_DATA SUPPLIED_:
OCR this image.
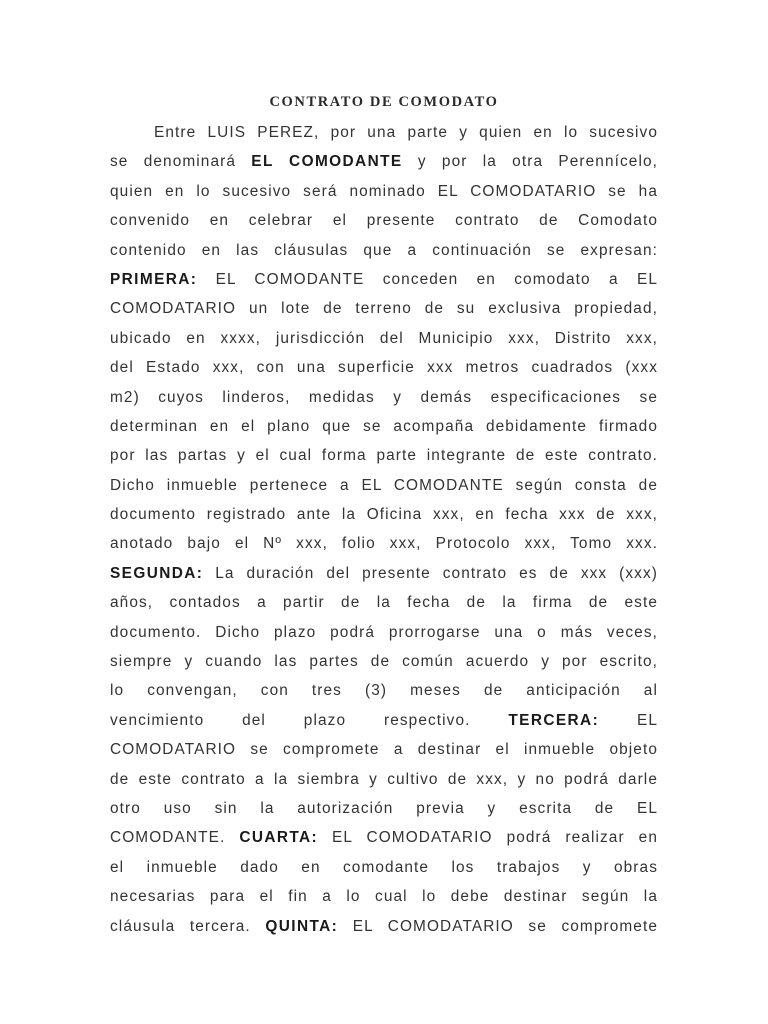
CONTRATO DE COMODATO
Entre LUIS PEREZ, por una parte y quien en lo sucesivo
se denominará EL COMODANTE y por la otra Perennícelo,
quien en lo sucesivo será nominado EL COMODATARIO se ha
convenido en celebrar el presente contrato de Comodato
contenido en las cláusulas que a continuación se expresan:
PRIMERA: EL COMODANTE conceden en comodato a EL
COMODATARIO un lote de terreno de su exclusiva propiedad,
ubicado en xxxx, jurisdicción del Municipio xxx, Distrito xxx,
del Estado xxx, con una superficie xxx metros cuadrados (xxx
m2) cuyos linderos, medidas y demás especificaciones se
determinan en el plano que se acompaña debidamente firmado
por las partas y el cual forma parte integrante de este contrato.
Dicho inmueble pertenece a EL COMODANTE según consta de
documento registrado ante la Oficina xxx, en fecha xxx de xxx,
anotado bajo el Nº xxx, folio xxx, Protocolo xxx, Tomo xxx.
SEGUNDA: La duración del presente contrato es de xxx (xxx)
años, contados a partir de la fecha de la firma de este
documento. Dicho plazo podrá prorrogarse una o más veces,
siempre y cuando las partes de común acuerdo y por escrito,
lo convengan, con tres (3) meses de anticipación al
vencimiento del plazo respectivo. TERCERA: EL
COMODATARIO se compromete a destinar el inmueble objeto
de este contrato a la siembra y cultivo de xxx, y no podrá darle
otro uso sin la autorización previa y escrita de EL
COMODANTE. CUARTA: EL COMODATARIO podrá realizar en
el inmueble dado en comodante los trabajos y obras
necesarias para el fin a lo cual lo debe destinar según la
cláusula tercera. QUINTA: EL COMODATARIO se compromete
---
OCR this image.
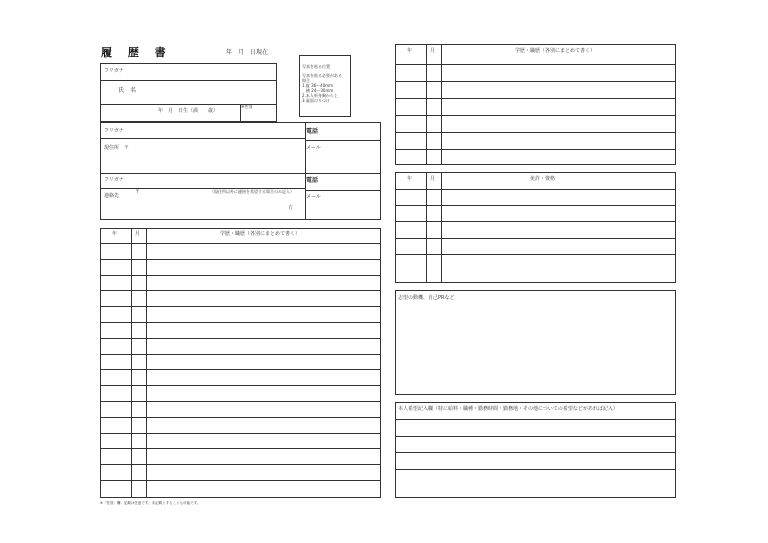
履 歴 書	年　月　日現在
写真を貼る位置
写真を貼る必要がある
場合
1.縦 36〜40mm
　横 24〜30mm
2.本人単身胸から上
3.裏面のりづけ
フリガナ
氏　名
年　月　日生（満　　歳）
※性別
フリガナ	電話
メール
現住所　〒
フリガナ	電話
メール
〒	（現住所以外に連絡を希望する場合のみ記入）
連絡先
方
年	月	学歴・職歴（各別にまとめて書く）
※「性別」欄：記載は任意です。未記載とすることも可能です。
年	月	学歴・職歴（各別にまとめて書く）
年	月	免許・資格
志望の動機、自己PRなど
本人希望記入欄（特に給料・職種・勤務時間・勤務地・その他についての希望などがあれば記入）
==
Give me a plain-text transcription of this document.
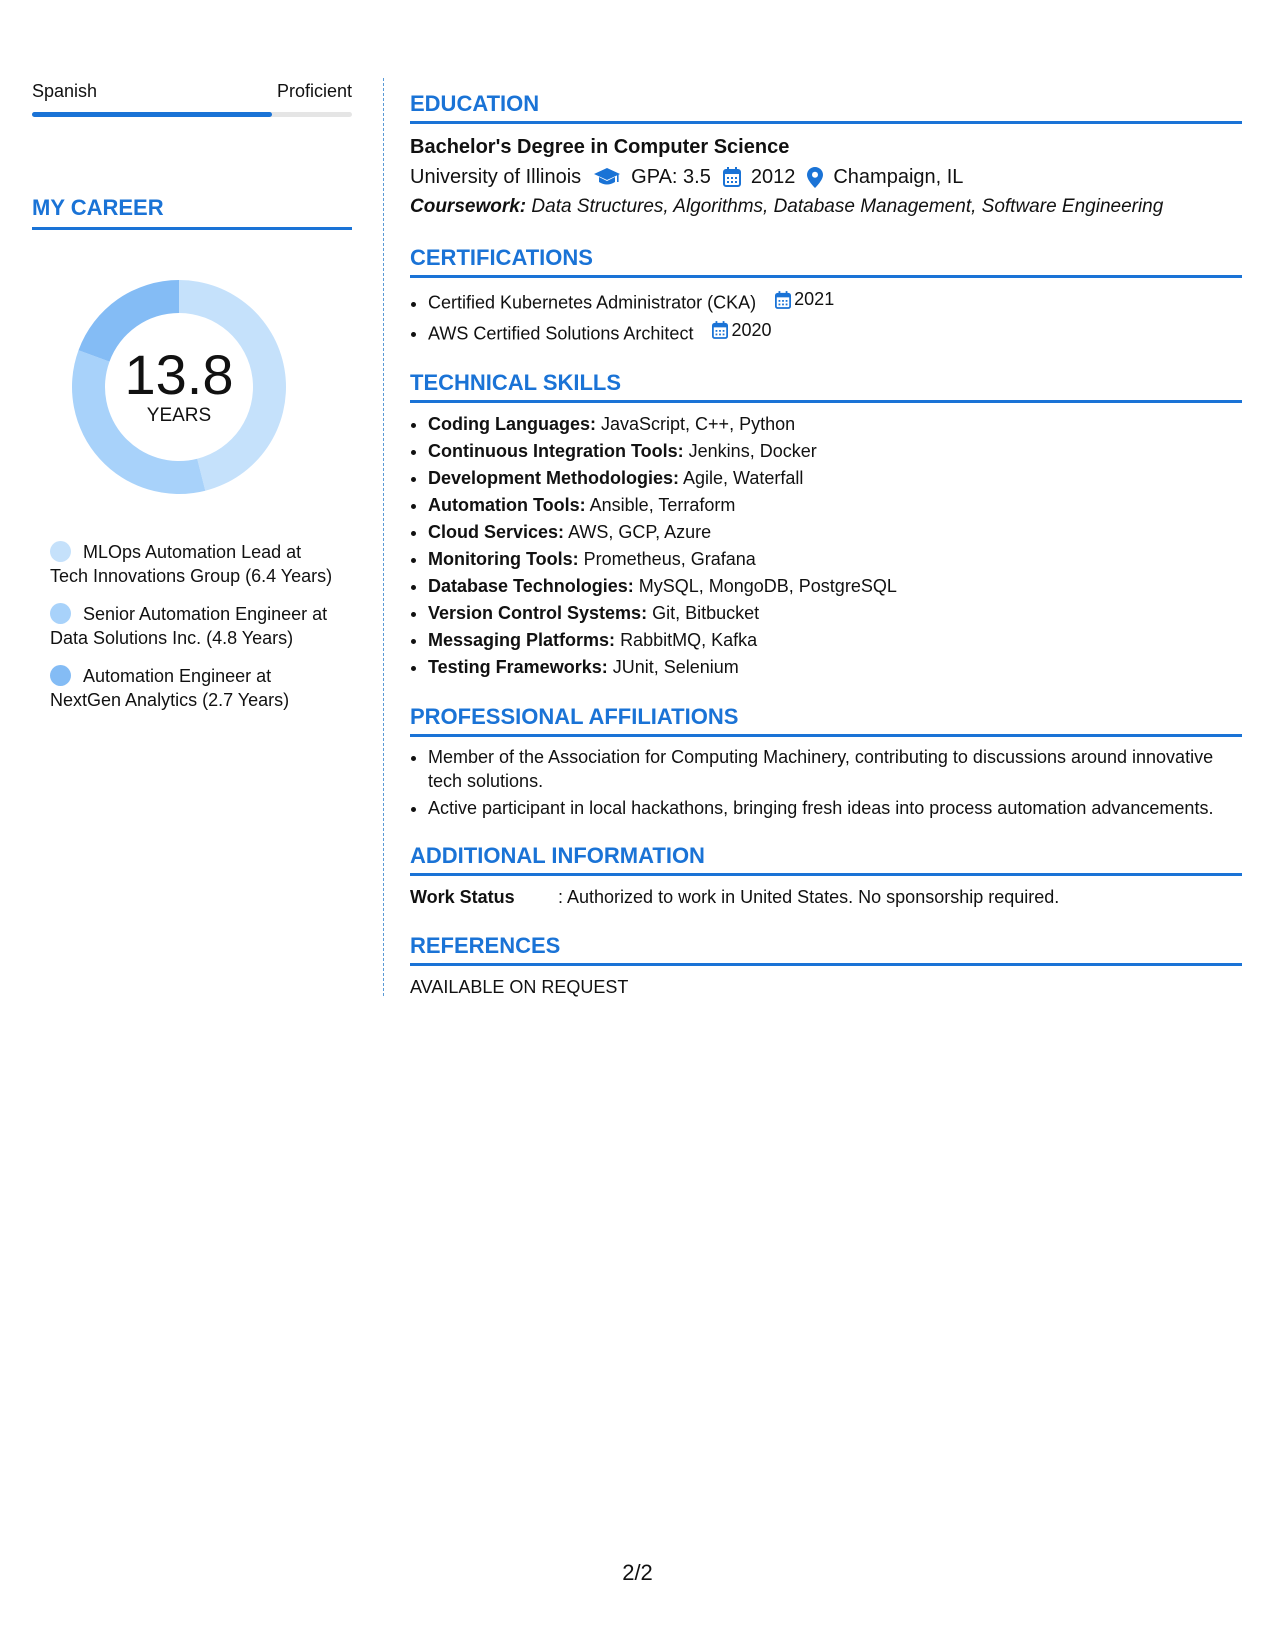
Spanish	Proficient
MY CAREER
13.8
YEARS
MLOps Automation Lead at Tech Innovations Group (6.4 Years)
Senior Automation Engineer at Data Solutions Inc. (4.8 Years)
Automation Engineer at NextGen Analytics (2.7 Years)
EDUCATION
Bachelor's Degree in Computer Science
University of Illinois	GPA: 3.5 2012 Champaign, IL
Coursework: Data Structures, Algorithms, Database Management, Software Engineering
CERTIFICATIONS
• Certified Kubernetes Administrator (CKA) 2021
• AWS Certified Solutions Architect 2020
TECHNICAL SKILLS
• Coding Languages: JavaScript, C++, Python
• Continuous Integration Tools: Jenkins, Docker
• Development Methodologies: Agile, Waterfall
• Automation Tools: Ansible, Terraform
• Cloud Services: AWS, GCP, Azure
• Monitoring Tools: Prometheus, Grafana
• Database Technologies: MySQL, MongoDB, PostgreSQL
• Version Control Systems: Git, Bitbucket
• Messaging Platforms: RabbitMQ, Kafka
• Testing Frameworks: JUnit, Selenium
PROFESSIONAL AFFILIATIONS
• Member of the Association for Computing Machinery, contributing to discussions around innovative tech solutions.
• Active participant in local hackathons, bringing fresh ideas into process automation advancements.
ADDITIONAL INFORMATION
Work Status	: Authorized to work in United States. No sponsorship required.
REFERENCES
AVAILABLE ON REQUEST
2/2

_TASK_: Pick out every line with the string "cual" and copy it.

_WORKED SOLUTION_:
por las partas y el cual forma parte integrante de este contrato.
necesarias para el fin a lo cual lo debe destinar según la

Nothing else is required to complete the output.